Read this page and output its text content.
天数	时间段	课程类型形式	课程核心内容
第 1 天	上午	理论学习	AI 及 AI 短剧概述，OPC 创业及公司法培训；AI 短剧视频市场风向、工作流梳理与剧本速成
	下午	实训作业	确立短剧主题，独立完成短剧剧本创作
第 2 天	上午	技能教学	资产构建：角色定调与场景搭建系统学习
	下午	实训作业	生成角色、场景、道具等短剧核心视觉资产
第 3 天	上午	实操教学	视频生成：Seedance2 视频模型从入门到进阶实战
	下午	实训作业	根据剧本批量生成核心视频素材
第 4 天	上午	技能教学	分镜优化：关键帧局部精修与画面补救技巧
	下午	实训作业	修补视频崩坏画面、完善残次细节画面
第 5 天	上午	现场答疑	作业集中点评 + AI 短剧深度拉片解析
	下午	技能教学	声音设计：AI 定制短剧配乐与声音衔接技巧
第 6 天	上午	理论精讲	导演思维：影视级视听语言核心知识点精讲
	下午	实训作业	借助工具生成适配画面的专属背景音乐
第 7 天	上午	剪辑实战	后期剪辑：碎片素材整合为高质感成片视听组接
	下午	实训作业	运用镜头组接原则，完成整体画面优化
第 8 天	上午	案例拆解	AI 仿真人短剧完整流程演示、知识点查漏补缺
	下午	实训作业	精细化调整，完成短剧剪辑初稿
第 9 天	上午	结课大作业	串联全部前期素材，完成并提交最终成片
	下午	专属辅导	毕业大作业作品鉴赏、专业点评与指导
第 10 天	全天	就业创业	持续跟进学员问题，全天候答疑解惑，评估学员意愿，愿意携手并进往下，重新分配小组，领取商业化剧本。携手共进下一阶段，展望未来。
-=-=-=-=-
**Your goal:** Write an exact transcription of every entry above.

**Correct output:**
Read this page and output its text content.
天数	时间段	课程类型形式	课程核心内容
第 1 天	上午	理论学习	AI 及 AI 短剧概述，OPC 创业及公司法培训；AI 短剧视频市场风向、工作流梳理与剧本速成
	下午	实训作业	确立短剧主题，独立完成短剧剧本创作
第 2 天	上午	技能教学	资产构建：角色定调与场景搭建系统学习
	下午	实训作业	生成角色、场景、道具等短剧核心视觉资产
第 3 天	上午	实操教学	视频生成：Seedance2 视频模型从入门到进阶实战
	下午	实训作业	根据剧本批量生成核心视频素材
第 4 天	上午	技能教学	分镜优化：关键帧局部精修与画面补救技巧
	下午	实训作业	修补视频崩坏画面、完善残次细节画面
第 5 天	上午	现场答疑	作业集中点评 + AI 短剧深度拉片解析
	下午	技能教学	声音设计：AI 定制短剧配乐与声音衔接技巧
第 6 天	上午	理论精讲	导演思维：影视级视听语言核心知识点精讲
	下午	实训作业	借助工具生成适配画面的专属背景音乐
第 7 天	上午	剪辑实战	后期剪辑：碎片素材整合为高质感成片视听组接
	下午	实训作业	运用镜头组接原则，完成整体画面优化
第 8 天	上午	案例拆解	AI 仿真人短剧完整流程演示、知识点查漏补缺
	下午	实训作业	精细化调整，完成短剧剪辑初稿
第 9 天	上午	结课大作业	串联全部前期素材，完成并提交最终成片
	下午	专属辅导	毕业大作业作品鉴赏、专业点评与指导
第 10 天	全天	就业创业	持续跟进学员问题，全天候答疑解惑，评估学员意愿，愿意携手并进往下，重新分配小组，领取商业化剧本。携手共进下一阶段，展望未来。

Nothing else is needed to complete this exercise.